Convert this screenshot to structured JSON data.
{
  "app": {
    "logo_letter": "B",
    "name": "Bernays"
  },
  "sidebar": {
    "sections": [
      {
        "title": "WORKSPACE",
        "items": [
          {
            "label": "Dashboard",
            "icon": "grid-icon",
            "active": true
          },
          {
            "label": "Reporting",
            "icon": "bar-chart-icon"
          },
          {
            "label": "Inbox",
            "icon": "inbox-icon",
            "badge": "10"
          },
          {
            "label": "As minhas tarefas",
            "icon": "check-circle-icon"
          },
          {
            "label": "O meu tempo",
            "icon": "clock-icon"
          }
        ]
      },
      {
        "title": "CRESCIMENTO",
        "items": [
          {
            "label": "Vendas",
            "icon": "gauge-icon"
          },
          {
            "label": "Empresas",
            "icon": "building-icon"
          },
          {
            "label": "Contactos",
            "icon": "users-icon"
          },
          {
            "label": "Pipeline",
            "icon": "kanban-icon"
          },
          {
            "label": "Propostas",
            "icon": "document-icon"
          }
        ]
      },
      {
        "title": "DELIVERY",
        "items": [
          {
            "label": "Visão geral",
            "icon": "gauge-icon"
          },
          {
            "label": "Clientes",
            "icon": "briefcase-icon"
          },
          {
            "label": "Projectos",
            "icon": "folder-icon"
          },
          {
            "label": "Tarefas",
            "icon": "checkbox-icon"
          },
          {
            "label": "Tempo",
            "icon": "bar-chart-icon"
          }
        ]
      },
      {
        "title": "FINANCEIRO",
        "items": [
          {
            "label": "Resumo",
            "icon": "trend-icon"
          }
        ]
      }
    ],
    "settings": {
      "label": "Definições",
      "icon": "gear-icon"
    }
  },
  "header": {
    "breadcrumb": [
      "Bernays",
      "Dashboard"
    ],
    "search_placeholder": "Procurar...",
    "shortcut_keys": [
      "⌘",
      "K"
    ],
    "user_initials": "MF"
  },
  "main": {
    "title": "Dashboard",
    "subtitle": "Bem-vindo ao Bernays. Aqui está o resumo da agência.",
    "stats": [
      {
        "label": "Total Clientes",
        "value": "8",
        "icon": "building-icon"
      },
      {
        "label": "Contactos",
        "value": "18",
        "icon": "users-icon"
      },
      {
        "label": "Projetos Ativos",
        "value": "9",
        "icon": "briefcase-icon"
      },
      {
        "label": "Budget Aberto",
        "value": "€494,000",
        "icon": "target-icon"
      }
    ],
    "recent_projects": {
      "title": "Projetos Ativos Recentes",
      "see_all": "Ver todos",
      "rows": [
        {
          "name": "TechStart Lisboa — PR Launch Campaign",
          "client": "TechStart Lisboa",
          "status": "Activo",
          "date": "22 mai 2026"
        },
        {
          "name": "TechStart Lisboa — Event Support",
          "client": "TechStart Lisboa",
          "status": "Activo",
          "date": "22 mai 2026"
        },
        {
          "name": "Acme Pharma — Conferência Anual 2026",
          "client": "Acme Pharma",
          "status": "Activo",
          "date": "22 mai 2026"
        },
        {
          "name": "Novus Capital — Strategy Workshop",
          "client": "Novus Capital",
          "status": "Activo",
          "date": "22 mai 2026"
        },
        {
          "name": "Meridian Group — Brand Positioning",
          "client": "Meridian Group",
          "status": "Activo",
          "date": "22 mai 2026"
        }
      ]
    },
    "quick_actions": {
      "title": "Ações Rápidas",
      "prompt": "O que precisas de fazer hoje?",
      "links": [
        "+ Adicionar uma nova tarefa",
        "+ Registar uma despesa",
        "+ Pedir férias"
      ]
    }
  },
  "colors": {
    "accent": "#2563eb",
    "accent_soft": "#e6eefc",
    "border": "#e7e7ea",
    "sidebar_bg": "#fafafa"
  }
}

→ WHAT THIS TASK INVOLVES
Check each line of the entries above for the word "Lisboa". List the ones that have it.

→ RESULT FOR THIS TASK
          "name": "TechStart Lisboa — PR Launch Campaign",
          "client": "TechStart Lisboa",
          "name": "TechStart Lisboa — Event Support",
          "client": "TechStart Lisboa",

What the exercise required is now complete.